▸ EXERCISE
Give an exact transcription of every line, dropping the images.

▸ LISTED RECORDS
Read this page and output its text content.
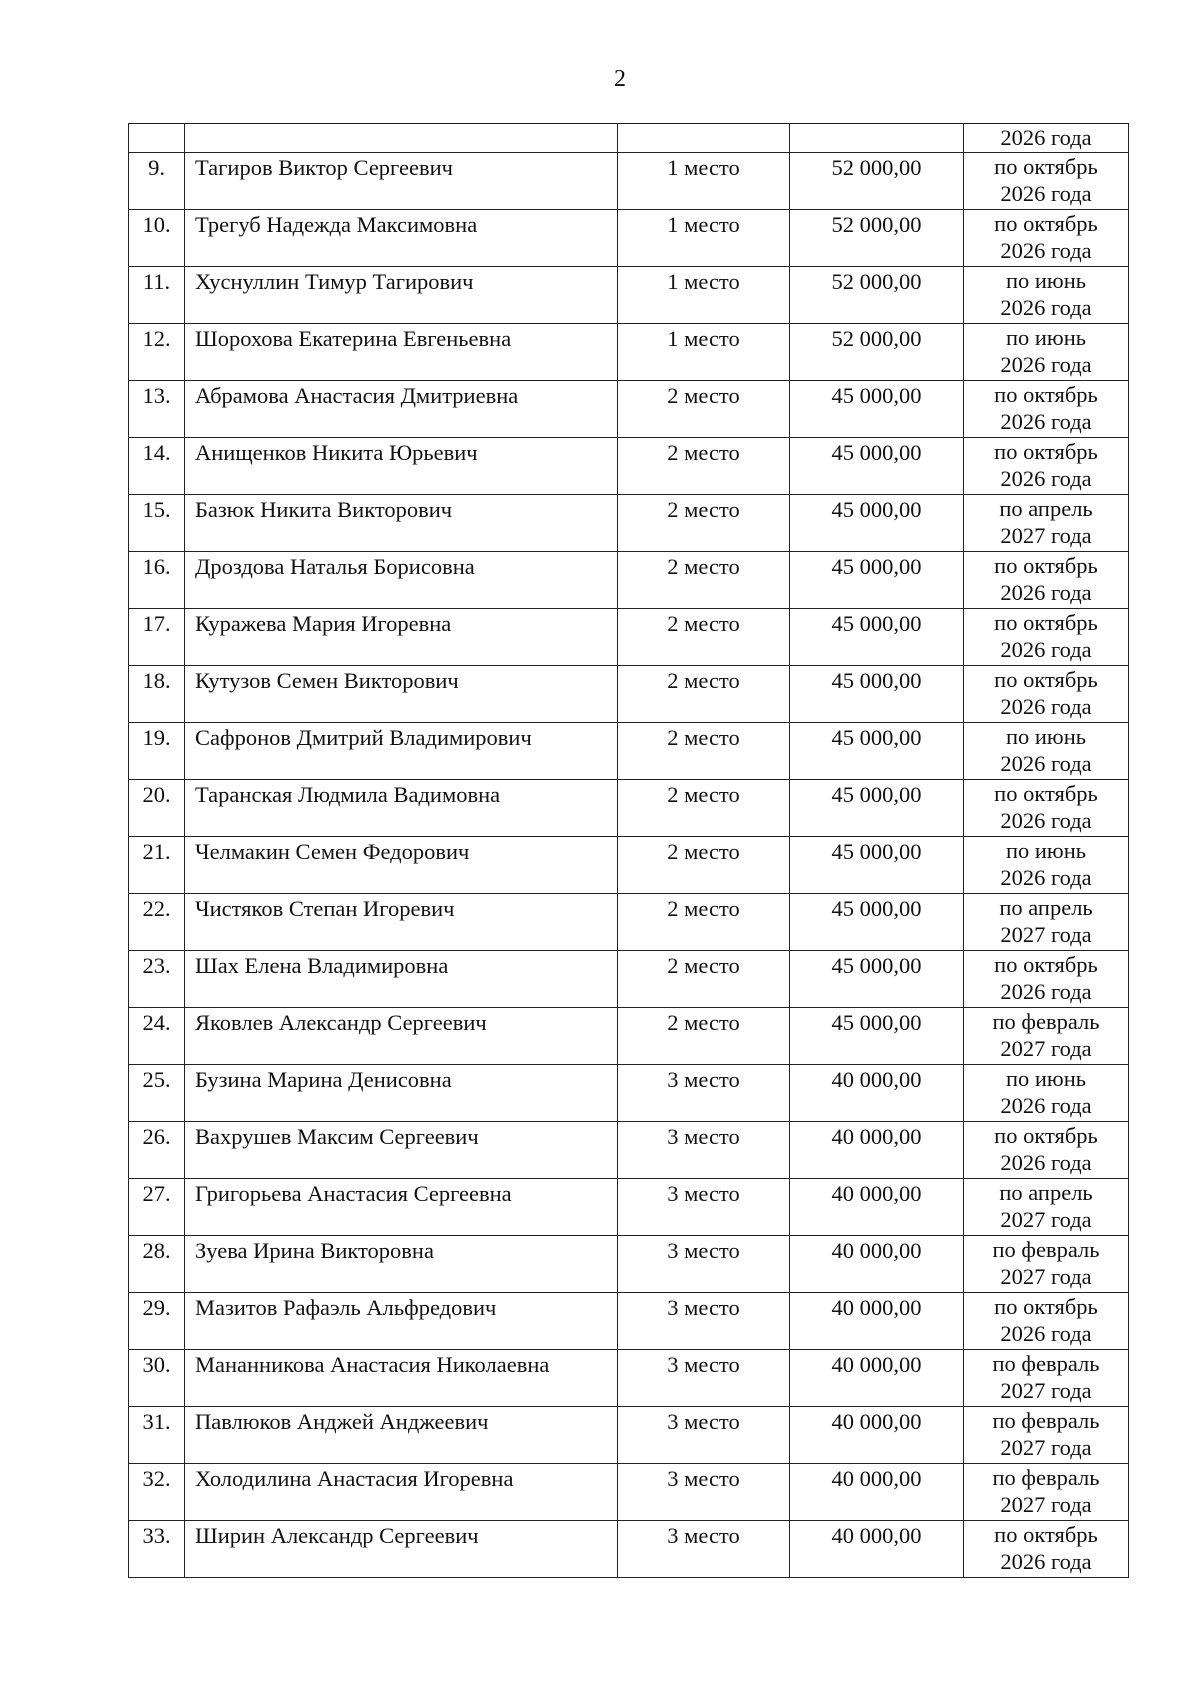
2

				2026 года

9.	Тагиров Виктор Сергеевич	1 место	52 000,00	по октябрь
2026 года

10.	Трегуб Надежда Максимовна	1 место	52 000,00	по октябрь
2026 года

11.	Хуснуллин Тимур Тагирович	1 место	52 000,00	по июнь
2026 года

12.	Шорохова Екатерина Евгеньевна	1 место	52 000,00	по июнь
2026 года

13.	Абрамова Анастасия Дмитриевна	2 место	45 000,00	по октябрь
2026 года

14.	Анищенков Никита Юрьевич	2 место	45 000,00	по октябрь
2026 года

15.	Базюк Никита Викторович	2 место	45 000,00	по апрель
2027 года

16.	Дроздова Наталья Борисовна	2 место	45 000,00	по октябрь
2026 года

17.	Куражева Мария Игоревна	2 место	45 000,00	по октябрь
2026 года

18.	Кутузов Семен Викторович	2 место	45 000,00	по октябрь
2026 года

19.	Сафронов Дмитрий Владимирович	2 место	45 000,00	по июнь
2026 года

20.	Таранская Людмила Вадимовна	2 место	45 000,00	по октябрь
2026 года

21.	Челмакин Семен Федорович	2 место	45 000,00	по июнь
2026 года

22.	Чистяков Степан Игоревич	2 место	45 000,00	по апрель
2027 года

23.	Шах Елена Владимировна	2 место	45 000,00	по октябрь
2026 года

24.	Яковлев Александр Сергеевич	2 место	45 000,00	по февраль
2027 года

25.	Бузина Марина Денисовна	3 место	40 000,00	по июнь
2026 года

26.	Вахрушев Максим Сергеевич	3 место	40 000,00	по октябрь
2026 года

27.	Григорьева Анастасия Сергеевна	3 место	40 000,00	по апрель
2027 года

28.	Зуева Ирина Викторовна	3 место	40 000,00	по февраль
2027 года

29.	Мазитов Рафаэль Альфредович	3 место	40 000,00	по октябрь
2026 года

30.	Мананникова Анастасия Николаевна	3 место	40 000,00	по февраль
2027 года

31.	Павлюков Анджей Анджеевич	3 место	40 000,00	по февраль
2027 года

32.	Холодилина Анастасия Игоревна	3 место	40 000,00	по февраль
2027 года

33.	Ширин Александр Сергеевич	3 место	40 000,00	по октябрь
2026 года
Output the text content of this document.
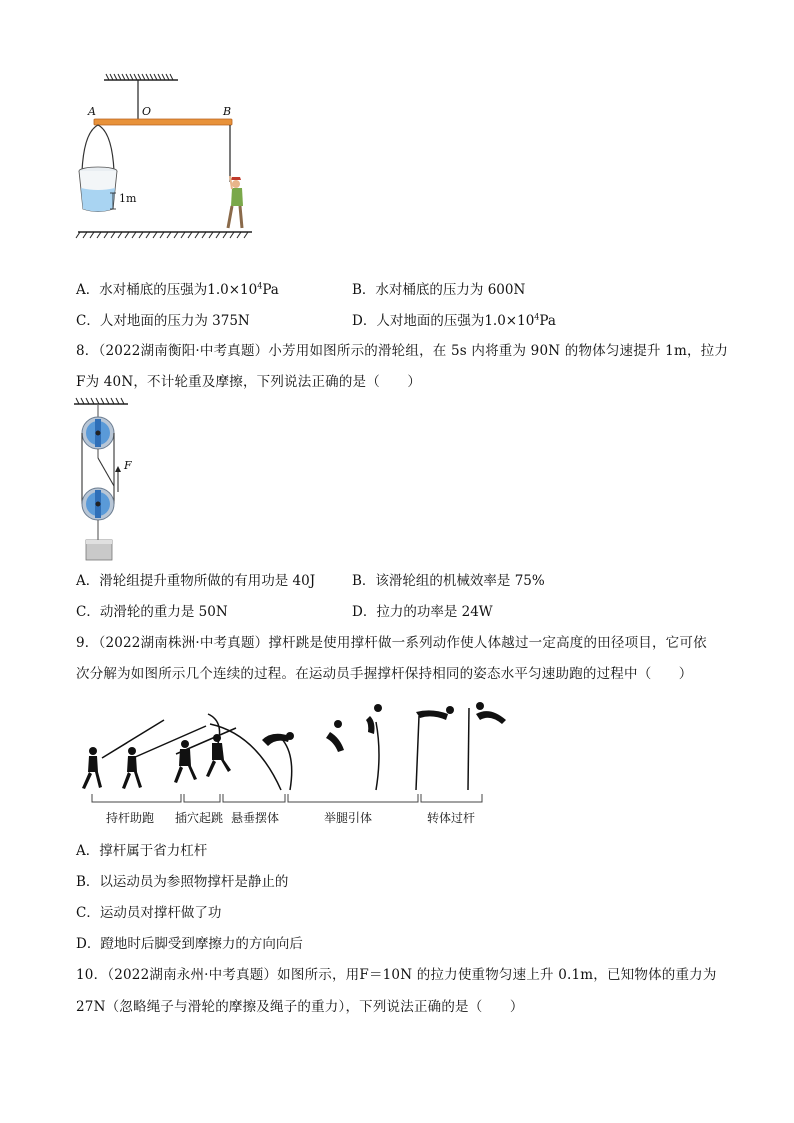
A	O	B
1m
A．水对桶底的压强为$1.0\times 10^4Pa$	B．水对桶底的压力为 600N
C．人对地面的压力为 375N	D．人对地面的压强为$1.0\times 10^4Pa$
8．（2022湖南衡阳·中考真题）小芳用如图所示的滑轮组，在 5s 内将重为 90N 的物体匀速提升 1m，拉力
F为 40N，不计轮重及摩擦，下列说法正确的是（　　）
F
A．滑轮组提升重物所做的有用功是 40J	B．该滑轮组的机械效率是 75%
C．动滑轮的重力是 50N	D．拉力的功率是 24W
9．（2022湖南株洲·中考真题）撑杆跳是使用撑杆做一系列动作使人体越过一定高度的田径项目，它可依
次分解为如图所示几个连续的过程。在运动员手握撑杆保持相同的姿态水平匀速助跑的过程中（　　）
持杆助跑 插穴起跳 悬垂摆体	举腿引体	转体过杆
A．撑杆属于省力杠杆
B．以运动员为参照物撑杆是静止的
C．运动员对撑杆做了功
D．蹬地时后脚受到摩擦力的方向向后
10．（2022湖南永州·中考真题）如图所示，用F＝10N 的拉力使重物匀速上升 0.1m，已知物体的重力为
27N（忽略绳子与滑轮的摩擦及绳子的重力），下列说法正确的是（　　）
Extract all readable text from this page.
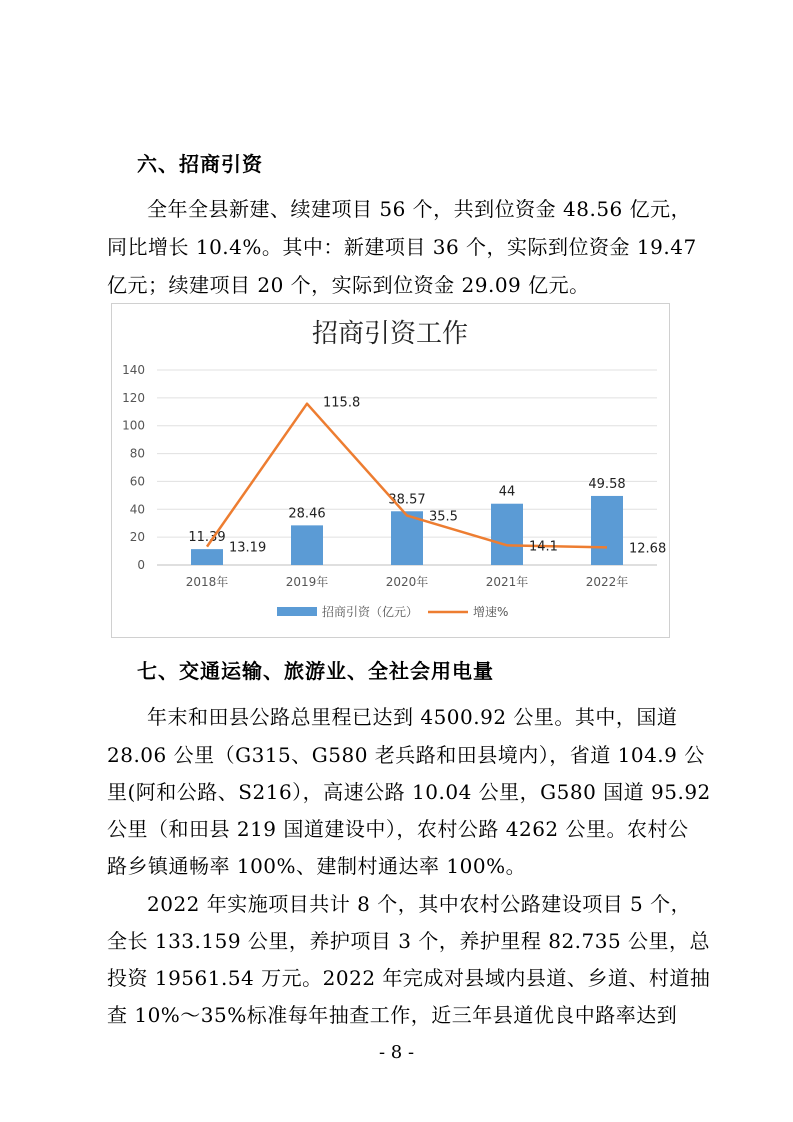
六、招商引资
全年全县新建、续建项目 56 个，共到位资金 48.56 亿元，
同比增长 10.4%。其中：新建项目 36 个，实际到位资金 19.47
亿元；续建项目 20 个，实际到位资金 29.09 亿元。
招商引资工作
0
20
40
60
80
100
120
140
11.39
28.46
38.57
44
49.58
2018年	2019年	2020年	2021年	2022年
13.19
115.8
35.5
14.1	12.68
招商引资（亿元）	增速%
七、交通运输、旅游业、全社会用电量
年末和田县公路总里程已达到 4500.92 公里。其中，国道
28.06 公里（G315、G580 老兵路和田县境内），省道 104.9 公
里(阿和公路、S216），高速公路 10.04 公里，G580 国道 95.92
公里（和田县 219 国道建设中），农村公路 4262 公里。农村公
路乡镇通畅率 100%、建制村通达率 100%。
2022 年实施项目共计 8 个，其中农村公路建设项目 5 个，
全长 133.159 公里，养护项目 3 个，养护里程 82.735 公里，总
投资 19561.54 万元。2022 年完成对县域内县道、乡道、村道抽
查 10%～35%标准每年抽查工作，近三年县道优良中路率达到
- 8 -
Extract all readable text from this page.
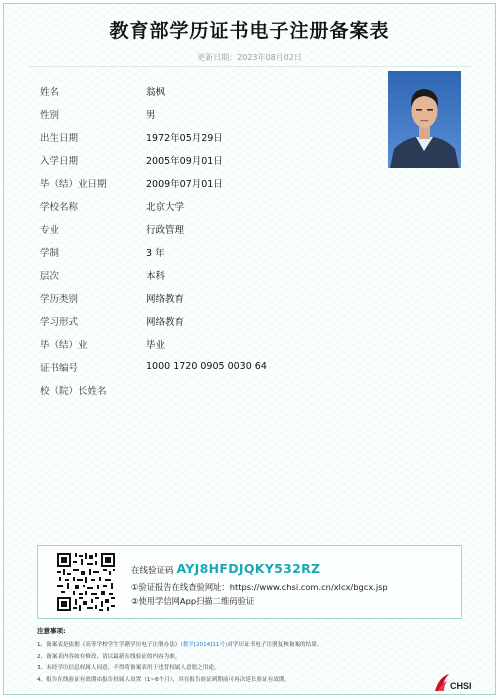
教育部学历证书电子注册备案表
更新日期：2023年08月02日
姓名	翁枫
性别	男
出生日期	1972年05月29日
入学日期	2005年09月01日
毕（结）业日期	2009年07月01日
学校名称	北京大学
专业	行政管理
学制	3 年
层次	本科
学历类别	网络教育
学习形式	网络教育
毕（结）业	毕业
证书编号	1000 1720 0905 0030 64
校（院）长姓名
在线验证码 AYJ8HFDJQKY532RZ
①验证报告在线查验网址：https://www.chsi.com.cn/xlcx/bgcx.jsp
②使用学信网App扫描二维码验证
注意事项:
1、备案表是依据《高等学校学生学籍学历电子注册办法》(教学[2014]11号)对学历证书电子注册复核备案的结果。
2、备案表内容如有修改，请以最新在线验证的内容为准。
3、未经学历信息权属人同意，不得将备案表用于违背权属人意愿之用途。
4、报告在线验证有效期由报告权属人设置（1~6个月），其在报告验证到期前可再次延长验证有效期。
CHSI
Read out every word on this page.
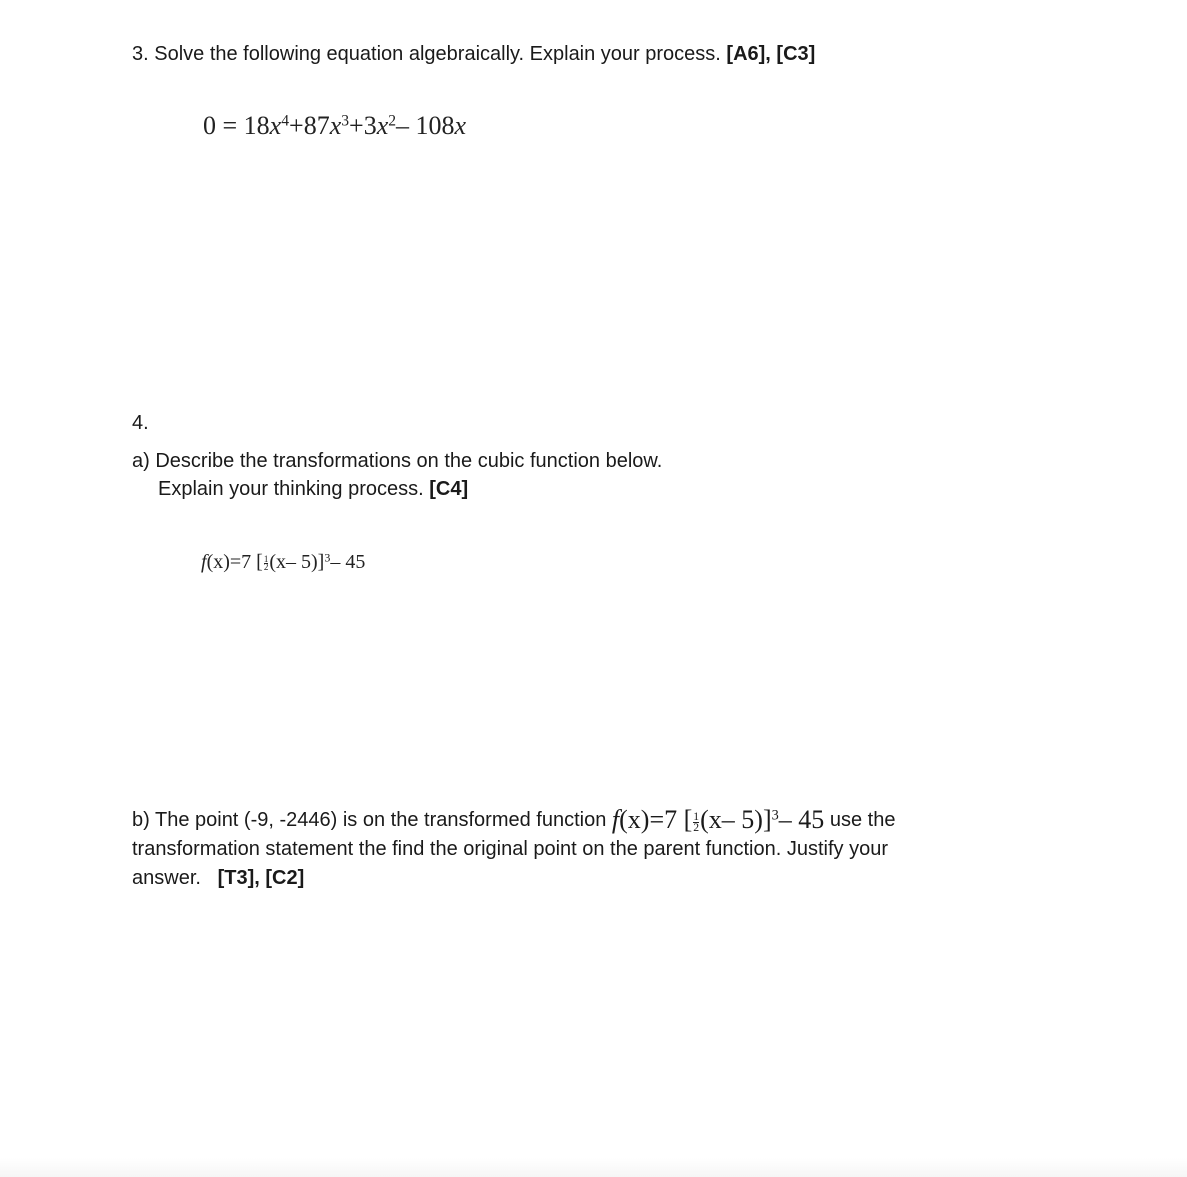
3. Solve the following equation algebraically. Explain your process. [A6], [C3]
$0 = 18x^4+87x^3+3x^2-$ 108x
4.
a) Describe the transformations on the cubic function below.
Explain your thinking process. [C4]
f(x)=7 [ $\frac{1}{2} (x-$ 5)]$^3$– 45
b) The point (-9, -2446) is on the transformed function f(x)=7 [ $\frac{1}{2} (x-$ 5)]$^3$– 45 use the
transformation statement the find the original point on the parent function. Justify your
answer. [T3], [C2]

▸ TASK SOLUTION
Read this page and output its text content.
2

				2026 года

9.	Тагиров Виктор Сергеевич	1 место	52 000,00	по октябрь
2026 года

10.	Трегуб Надежда Максимовна	1 место	52 000,00	по октябрь
2026 года

11.	Хуснуллин Тимур Тагирович	1 место	52 000,00	по июнь
2026 года

12.	Шорохова Екатерина Евгеньевна	1 место	52 000,00	по июнь
2026 года

13.	Абрамова Анастасия Дмитриевна	2 место	45 000,00	по октябрь
2026 года

14.	Анищенков Никита Юрьевич	2 место	45 000,00	по октябрь
2026 года

15.	Базюк Никита Викторович	2 место	45 000,00	по апрель
2027 года

16.	Дроздова Наталья Борисовна	2 место	45 000,00	по октябрь
2026 года

17.	Куражева Мария Игоревна	2 место	45 000,00	по октябрь
2026 года

18.	Кутузов Семен Викторович	2 место	45 000,00	по октябрь
2026 года

19.	Сафронов Дмитрий Владимирович	2 место	45 000,00	по июнь
2026 года

20.	Таранская Людмила Вадимовна	2 место	45 000,00	по октябрь
2026 года

21.	Челмакин Семен Федорович	2 место	45 000,00	по июнь
2026 года

22.	Чистяков Степан Игоревич	2 место	45 000,00	по апрель
2027 года

23.	Шах Елена Владимировна	2 место	45 000,00	по октябрь
2026 года

24.	Яковлев Александр Сергеевич	2 место	45 000,00	по февраль
2027 года

25.	Бузина Марина Денисовна	3 место	40 000,00	по июнь
2026 года

26.	Вахрушев Максим Сергеевич	3 место	40 000,00	по октябрь
2026 года

27.	Григорьева Анастасия Сергеевна	3 место	40 000,00	по апрель
2027 года

28.	Зуева Ирина Викторовна	3 место	40 000,00	по февраль
2027 года

29.	Мазитов Рафаэль Альфредович	3 место	40 000,00	по октябрь
2026 года

30.	Мананникова Анастасия Николаевна	3 место	40 000,00	по февраль
2027 года

31.	Павлюков Анджей Анджеевич	3 место	40 000,00	по февраль
2027 года

32.	Холодилина Анастасия Игоревна	3 место	40 000,00	по февраль
2027 года

33.	Ширин Александр Сергеевич	3 место	40 000,00	по октябрь
2026 года
Output the text content of this document.
A	O	B
1m
A．水对桶底的压强为$1.0\times 10^4Pa$	B．水对桶底的压力为 600N
C．人对地面的压力为 375N	D．人对地面的压强为$1.0\times 10^4Pa$
8．（2022湖南衡阳·中考真题）小芳用如图所示的滑轮组，在 5s 内将重为 90N 的物体匀速提升 1m，拉力
F为 40N，不计轮重及摩擦，下列说法正确的是（　　）
F
A．滑轮组提升重物所做的有用功是 40J	B．该滑轮组的机械效率是 75%
C．动滑轮的重力是 50N	D．拉力的功率是 24W
9．（2022湖南株洲·中考真题）撑杆跳是使用撑杆做一系列动作使人体越过一定高度的田径项目，它可依
次分解为如图所示几个连续的过程。在运动员手握撑杆保持相同的姿态水平匀速助跑的过程中（　　）
持杆助跑 插穴起跳 悬垂摆体	举腿引体	转体过杆
A．撑杆属于省力杠杆
B．以运动员为参照物撑杆是静止的
C．运动员对撑杆做了功
D．蹬地时后脚受到摩擦力的方向向后
10．（2022湖南永州·中考真题）如图所示，用F＝10N 的拉力使重物匀速上升 0.1m，已知物体的重力为
27N（忽略绳子与滑轮的摩擦及绳子的重力），下列说法正确的是（　　）
Extract all readable text from this page.
六、招商引资
全年全县新建、续建项目 56 个，共到位资金 48.56 亿元，
同比增长 10.4%。其中：新建项目 36 个，实际到位资金 19.47
亿元；续建项目 20 个，实际到位资金 29.09 亿元。
招商引资工作
0
20
40
60
80
100
120
140
11.39
28.46
38.57
44
49.58
2018年	2019年	2020年	2021年	2022年
13.19
115.8
35.5
14.1	12.68
招商引资（亿元）	增速%
七、交通运输、旅游业、全社会用电量
年末和田县公路总里程已达到 4500.92 公里。其中，国道
28.06 公里（G315、G580 老兵路和田县境内），省道 104.9 公
里(阿和公路、S216），高速公路 10.04 公里，G580 国道 95.92
公里（和田县 219 国道建设中），农村公路 4262 公里。农村公
路乡镇通畅率 100%、建制村通达率 100%。
2022 年实施项目共计 8 个，其中农村公路建设项目 5 个，
全长 133.159 公里，养护项目 3 个，养护里程 82.735 公里，总
投资 19561.54 万元。2022 年完成对县域内县道、乡道、村道抽
查 10%～35%标准每年抽查工作，近三年县道优良中路率达到
- 8 -
Extract all readable text from this page.
教育部学历证书电子注册备案表
更新日期：2023年08月02日
姓名	翁枫
性别	男
出生日期	1972年05月29日
入学日期	2005年09月01日
毕（结）业日期	2009年07月01日
学校名称	北京大学
专业	行政管理
学制	3 年
层次	本科
学历类别	网络教育
学习形式	网络教育
毕（结）业	毕业
证书编号	1000 1720 0905 0030 64
校（院）长姓名
在线验证码 AYJ8HFDJQKY532RZ
①验证报告在线查验网址：https://www.chsi.com.cn/xlcx/bgcx.jsp
②使用学信网App扫描二维码验证
注意事项:
1、备案表是依据《高等学校学生学籍学历电子注册办法》(教学[2014]11号)对学历证书电子注册复核备案的结果。
2、备案表内容如有修改，请以最新在线验证的内容为准。
3、未经学历信息权属人同意，不得将备案表用于违背权属人意愿之用途。
4、报告在线验证有效期由报告权属人设置（1~6个月），其在报告验证到期前可再次延长验证有效期。
CHSI
Read out every word on this page.
3. Solve the following equation algebraically. Explain your process. [A6], [C3]
$0 = 18x^4+87x^3+3x^2-$ 108x
4.
a) Describe the transformations on the cubic function below.
Explain your thinking process. [C4]
f(x)=7 [ $\frac{1}{2} (x-$ 5)]$^3$– 45
b) The point (-9, -2446) is on the transformed function f(x)=7 [ $\frac{1}{2} (x-$ 5)]$^3$– 45 use the
transformation statement the find the original point on the parent function. Justify your
answer. [T3], [C2]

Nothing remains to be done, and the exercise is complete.